Express the lines starting at the one containing "Localize all elements." and ending at the one containing "bar-positive (285, 292, 289, 308)" as a JSON list of strings, one string per line, with blank lines left out.

(Stored items from a collection)
··········
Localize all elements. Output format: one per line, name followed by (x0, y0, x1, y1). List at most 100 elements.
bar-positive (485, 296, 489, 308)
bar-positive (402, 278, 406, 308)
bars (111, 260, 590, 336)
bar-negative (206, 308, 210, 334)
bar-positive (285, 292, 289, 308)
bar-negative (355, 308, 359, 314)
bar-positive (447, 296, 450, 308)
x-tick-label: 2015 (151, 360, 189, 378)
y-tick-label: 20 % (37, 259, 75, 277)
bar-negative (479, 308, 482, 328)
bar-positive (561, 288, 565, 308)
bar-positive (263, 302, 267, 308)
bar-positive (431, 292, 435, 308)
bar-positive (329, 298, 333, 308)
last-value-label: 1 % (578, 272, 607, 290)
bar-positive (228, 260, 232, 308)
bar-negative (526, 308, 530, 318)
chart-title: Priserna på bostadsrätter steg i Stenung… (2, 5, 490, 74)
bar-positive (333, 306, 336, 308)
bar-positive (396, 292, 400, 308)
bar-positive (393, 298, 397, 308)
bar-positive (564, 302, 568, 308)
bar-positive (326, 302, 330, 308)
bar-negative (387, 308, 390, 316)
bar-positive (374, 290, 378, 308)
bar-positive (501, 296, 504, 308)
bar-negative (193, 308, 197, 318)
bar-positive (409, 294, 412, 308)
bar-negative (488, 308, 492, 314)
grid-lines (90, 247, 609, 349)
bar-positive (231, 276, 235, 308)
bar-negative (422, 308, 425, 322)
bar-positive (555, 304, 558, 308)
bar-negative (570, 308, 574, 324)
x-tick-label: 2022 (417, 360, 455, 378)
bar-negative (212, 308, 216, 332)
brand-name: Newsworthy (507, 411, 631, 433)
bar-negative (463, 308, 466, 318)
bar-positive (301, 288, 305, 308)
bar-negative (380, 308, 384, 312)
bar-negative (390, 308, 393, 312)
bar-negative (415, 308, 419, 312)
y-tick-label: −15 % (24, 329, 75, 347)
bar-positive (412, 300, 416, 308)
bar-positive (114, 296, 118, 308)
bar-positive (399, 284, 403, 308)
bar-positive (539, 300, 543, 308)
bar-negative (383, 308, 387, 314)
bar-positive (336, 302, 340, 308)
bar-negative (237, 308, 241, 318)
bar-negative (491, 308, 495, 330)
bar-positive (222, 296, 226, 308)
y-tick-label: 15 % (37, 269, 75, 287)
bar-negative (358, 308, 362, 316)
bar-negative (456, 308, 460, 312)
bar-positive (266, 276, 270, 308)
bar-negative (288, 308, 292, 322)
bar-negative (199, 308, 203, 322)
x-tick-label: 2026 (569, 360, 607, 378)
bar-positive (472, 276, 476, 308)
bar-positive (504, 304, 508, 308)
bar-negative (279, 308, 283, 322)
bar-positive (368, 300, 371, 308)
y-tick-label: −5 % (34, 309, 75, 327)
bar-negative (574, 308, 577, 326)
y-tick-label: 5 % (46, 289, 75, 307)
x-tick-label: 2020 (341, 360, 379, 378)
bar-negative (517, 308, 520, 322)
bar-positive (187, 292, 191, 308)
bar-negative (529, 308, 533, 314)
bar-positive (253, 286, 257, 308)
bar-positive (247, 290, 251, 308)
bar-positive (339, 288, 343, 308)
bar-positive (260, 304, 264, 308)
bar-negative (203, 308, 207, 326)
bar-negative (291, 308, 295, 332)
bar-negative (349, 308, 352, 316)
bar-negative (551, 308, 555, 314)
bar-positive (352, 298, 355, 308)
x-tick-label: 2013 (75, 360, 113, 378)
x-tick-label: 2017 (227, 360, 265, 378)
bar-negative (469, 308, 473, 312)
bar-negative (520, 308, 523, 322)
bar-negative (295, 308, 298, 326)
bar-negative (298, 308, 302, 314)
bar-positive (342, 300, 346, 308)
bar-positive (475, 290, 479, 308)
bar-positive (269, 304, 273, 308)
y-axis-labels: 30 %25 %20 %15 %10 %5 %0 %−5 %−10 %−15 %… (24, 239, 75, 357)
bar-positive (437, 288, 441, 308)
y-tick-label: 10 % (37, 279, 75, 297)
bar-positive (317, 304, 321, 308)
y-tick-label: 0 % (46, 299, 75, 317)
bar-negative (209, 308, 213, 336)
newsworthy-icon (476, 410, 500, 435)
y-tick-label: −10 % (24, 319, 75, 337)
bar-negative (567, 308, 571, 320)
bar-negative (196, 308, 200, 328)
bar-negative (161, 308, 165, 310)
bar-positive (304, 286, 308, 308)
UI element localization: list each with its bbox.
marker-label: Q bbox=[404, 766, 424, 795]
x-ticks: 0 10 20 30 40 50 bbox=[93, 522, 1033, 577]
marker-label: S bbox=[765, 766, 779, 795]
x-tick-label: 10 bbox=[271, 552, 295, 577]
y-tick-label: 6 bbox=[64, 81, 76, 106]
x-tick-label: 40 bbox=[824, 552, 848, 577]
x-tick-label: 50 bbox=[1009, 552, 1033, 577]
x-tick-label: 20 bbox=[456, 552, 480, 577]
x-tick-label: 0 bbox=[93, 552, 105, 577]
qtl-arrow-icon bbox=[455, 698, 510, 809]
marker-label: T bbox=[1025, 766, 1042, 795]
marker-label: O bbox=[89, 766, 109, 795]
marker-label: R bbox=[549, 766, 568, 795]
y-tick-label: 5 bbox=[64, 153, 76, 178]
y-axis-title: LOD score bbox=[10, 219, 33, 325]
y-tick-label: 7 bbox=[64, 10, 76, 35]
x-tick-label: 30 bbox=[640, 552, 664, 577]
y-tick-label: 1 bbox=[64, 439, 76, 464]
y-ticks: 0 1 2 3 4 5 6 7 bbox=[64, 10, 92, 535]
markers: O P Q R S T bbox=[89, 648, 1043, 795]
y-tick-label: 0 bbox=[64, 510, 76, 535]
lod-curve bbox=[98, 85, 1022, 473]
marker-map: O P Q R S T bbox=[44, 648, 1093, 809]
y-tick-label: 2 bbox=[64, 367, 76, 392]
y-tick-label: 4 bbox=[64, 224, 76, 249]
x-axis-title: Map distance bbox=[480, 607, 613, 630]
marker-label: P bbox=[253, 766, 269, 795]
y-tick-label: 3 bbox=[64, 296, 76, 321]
··········
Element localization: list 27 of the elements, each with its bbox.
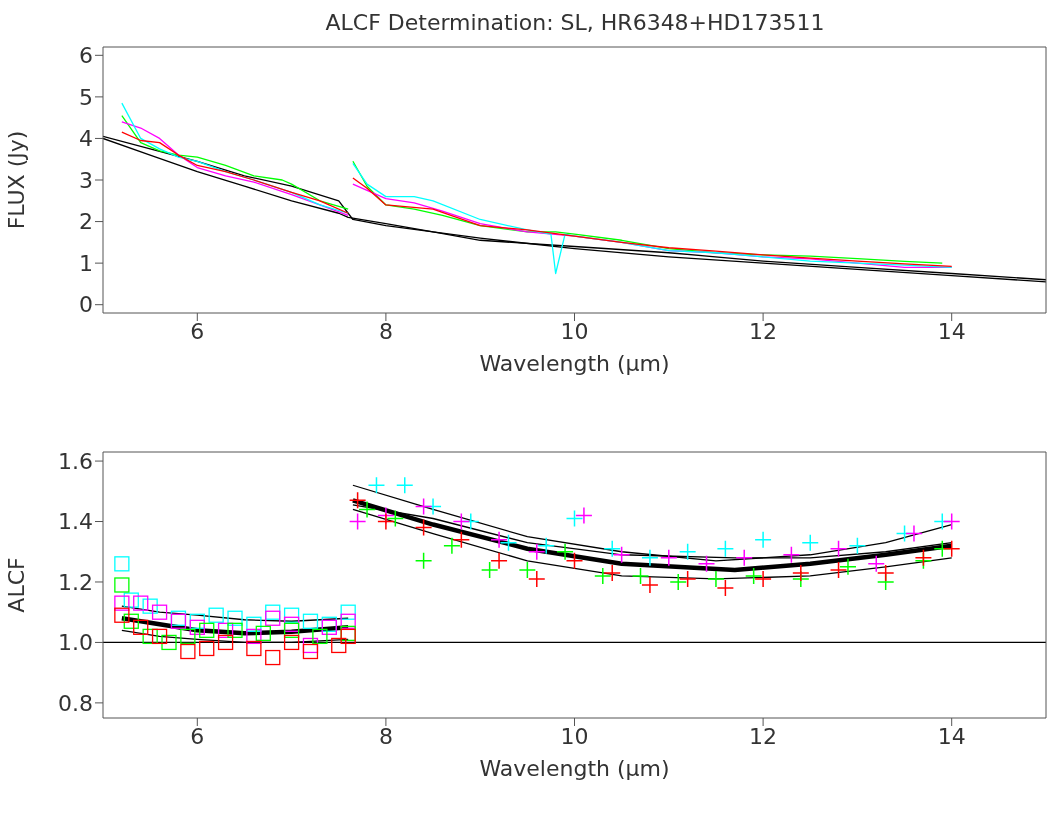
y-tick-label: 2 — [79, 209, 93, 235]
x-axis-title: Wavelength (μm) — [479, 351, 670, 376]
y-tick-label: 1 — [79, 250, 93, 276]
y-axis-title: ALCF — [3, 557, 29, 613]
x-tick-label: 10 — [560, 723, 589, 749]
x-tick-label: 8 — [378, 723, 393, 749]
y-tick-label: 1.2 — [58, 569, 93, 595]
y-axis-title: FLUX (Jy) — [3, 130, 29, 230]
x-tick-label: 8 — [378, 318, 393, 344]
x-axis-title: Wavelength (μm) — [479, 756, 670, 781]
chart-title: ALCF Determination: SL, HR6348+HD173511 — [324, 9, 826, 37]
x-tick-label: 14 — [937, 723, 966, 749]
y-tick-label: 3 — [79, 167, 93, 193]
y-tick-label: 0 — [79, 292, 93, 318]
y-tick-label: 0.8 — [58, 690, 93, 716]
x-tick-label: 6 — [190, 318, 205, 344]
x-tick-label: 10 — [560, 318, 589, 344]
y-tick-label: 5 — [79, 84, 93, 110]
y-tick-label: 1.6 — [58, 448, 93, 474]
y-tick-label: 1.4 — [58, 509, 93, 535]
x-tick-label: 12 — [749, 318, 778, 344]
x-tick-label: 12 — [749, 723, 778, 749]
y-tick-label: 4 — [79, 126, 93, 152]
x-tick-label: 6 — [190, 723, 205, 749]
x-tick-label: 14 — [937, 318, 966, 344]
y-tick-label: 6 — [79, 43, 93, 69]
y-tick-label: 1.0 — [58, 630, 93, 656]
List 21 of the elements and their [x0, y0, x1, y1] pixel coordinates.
··········
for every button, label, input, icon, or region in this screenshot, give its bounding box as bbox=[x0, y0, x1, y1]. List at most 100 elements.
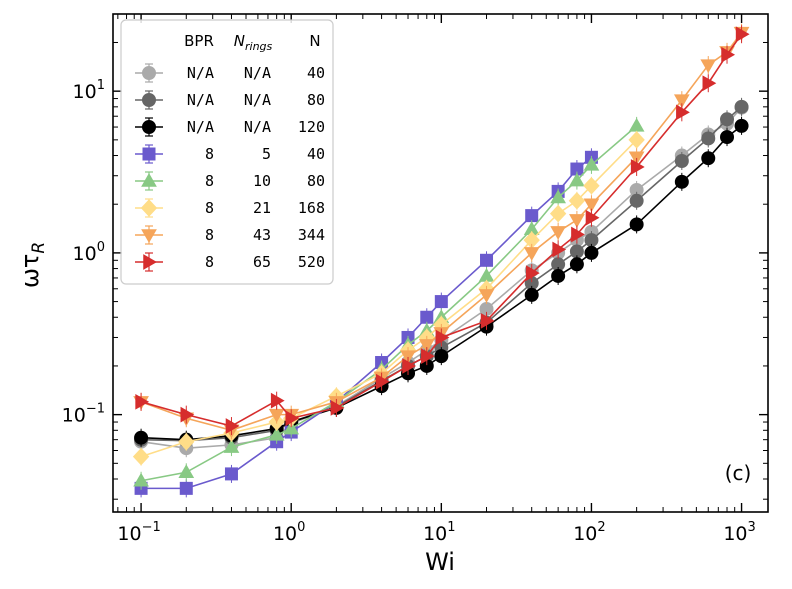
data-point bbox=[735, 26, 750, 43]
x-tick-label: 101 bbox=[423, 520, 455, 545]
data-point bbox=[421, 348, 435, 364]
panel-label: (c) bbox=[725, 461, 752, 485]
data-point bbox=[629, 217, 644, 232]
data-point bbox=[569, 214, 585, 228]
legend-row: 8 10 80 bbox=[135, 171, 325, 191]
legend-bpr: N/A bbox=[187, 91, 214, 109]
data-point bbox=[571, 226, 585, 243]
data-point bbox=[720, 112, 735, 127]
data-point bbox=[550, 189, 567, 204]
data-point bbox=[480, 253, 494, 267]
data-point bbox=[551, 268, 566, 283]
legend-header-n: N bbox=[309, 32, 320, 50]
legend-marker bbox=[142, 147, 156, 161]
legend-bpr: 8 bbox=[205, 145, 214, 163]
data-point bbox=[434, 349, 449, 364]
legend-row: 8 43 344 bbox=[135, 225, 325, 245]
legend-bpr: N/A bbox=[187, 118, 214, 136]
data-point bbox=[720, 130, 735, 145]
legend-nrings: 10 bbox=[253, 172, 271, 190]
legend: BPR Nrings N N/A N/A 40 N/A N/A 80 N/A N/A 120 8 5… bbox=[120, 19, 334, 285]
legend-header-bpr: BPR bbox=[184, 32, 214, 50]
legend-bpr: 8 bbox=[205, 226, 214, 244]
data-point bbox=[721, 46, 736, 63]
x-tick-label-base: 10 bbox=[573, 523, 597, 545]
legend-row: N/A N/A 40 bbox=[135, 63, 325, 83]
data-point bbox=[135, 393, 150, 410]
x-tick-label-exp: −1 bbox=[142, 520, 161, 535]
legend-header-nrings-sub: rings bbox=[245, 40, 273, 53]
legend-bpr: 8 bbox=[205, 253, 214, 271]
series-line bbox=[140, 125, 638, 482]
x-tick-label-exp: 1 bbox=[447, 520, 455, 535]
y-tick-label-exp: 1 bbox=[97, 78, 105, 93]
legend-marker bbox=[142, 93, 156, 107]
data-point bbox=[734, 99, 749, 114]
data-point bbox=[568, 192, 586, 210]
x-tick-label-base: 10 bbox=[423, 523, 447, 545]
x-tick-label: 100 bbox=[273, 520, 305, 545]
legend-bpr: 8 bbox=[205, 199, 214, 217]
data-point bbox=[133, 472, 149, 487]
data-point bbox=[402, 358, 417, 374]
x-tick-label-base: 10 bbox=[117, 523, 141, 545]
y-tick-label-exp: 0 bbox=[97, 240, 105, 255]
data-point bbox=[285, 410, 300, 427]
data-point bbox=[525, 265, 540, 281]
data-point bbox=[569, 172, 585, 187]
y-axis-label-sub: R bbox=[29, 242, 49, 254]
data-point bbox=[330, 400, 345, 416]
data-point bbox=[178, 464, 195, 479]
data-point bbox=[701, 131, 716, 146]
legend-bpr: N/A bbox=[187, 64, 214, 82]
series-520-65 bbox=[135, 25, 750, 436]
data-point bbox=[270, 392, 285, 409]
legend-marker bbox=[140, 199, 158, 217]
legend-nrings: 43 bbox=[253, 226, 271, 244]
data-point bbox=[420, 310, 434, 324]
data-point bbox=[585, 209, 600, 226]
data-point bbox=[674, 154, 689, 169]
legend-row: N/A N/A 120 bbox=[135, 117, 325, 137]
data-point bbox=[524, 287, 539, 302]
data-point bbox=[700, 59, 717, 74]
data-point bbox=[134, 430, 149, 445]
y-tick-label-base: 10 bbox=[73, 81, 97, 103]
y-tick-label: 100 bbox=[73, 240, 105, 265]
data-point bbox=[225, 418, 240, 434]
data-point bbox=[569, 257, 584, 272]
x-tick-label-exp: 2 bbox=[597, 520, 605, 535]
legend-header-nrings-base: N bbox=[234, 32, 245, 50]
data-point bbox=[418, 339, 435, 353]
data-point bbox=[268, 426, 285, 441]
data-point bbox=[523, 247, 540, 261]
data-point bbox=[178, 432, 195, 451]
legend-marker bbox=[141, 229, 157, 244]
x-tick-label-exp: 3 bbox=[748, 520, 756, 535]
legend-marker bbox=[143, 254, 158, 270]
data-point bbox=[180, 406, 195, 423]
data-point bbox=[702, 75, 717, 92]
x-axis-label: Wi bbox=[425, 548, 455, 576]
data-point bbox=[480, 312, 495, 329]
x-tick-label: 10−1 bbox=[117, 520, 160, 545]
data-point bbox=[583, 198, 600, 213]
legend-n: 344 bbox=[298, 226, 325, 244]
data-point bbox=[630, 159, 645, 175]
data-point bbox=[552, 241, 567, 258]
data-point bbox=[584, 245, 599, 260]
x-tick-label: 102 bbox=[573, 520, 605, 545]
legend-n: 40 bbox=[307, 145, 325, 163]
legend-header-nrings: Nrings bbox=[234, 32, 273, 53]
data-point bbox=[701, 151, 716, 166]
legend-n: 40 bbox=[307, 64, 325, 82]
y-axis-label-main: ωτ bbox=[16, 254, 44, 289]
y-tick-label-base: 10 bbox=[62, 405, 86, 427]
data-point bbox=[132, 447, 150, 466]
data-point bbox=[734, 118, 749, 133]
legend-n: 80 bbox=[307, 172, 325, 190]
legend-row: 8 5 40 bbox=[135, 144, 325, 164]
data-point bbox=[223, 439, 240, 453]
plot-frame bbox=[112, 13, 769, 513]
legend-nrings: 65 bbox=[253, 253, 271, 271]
··········
Answer for the task:
[
  "Localize all elements. Output format: one per line, name followed by (x0, y0, x1, y1). List at most 100 elements.",
  "bar-positive (485, 296, 489, 308)",
  "bar-positive (402, 278, 406, 308)",
  "bars (111, 260, 590, 336)",
  "bar-negative (206, 308, 210, 334)",
  "bar-positive (285, 292, 289, 308)"
]